**Your task:** Extract each line of the records below and reproduce every one verbatim, in its original order.

◇ ◇ ◇ ◇ ◇

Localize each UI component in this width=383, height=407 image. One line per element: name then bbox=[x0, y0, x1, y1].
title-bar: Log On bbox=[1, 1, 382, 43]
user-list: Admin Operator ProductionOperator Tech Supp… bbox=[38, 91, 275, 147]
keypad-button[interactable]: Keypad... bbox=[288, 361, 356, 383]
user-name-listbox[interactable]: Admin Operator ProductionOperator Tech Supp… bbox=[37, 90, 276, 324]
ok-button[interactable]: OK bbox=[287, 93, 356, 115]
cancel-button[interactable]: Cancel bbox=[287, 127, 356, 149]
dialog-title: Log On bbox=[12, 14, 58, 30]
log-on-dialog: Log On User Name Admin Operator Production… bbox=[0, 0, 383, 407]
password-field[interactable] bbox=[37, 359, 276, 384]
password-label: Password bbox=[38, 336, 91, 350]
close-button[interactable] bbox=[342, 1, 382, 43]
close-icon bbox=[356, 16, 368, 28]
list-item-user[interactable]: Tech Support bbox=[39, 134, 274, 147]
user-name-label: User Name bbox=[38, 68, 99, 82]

◇ ◇ ◇ ◇ ◇

**Answer for this exercise:**
Localize each UI component in this width=383, height=407 image. One line per element: name then bbox=[x0, y0, x1, y1].
title-bar: Log On bbox=[1, 1, 382, 43]
user-list: Admin Operator ProductionOperator Tech Supp… bbox=[38, 91, 275, 147]
keypad-button[interactable]: Keypad... bbox=[288, 361, 356, 383]
user-name-listbox[interactable]: Admin Operator ProductionOperator Tech Supp… bbox=[37, 90, 276, 324]
ok-button[interactable]: OK bbox=[287, 93, 356, 115]
cancel-button[interactable]: Cancel bbox=[287, 127, 356, 149]
dialog-title: Log On bbox=[12, 14, 58, 30]
log-on-dialog: Log On User Name Admin Operator Production… bbox=[0, 0, 383, 407]
password-field[interactable] bbox=[37, 359, 276, 384]
password-label: Password bbox=[38, 336, 91, 350]
close-button[interactable] bbox=[342, 1, 382, 43]
close-icon bbox=[356, 16, 368, 28]
list-item-user[interactable]: Tech Support bbox=[39, 134, 274, 147]
user-name-label: User Name bbox=[38, 68, 99, 82]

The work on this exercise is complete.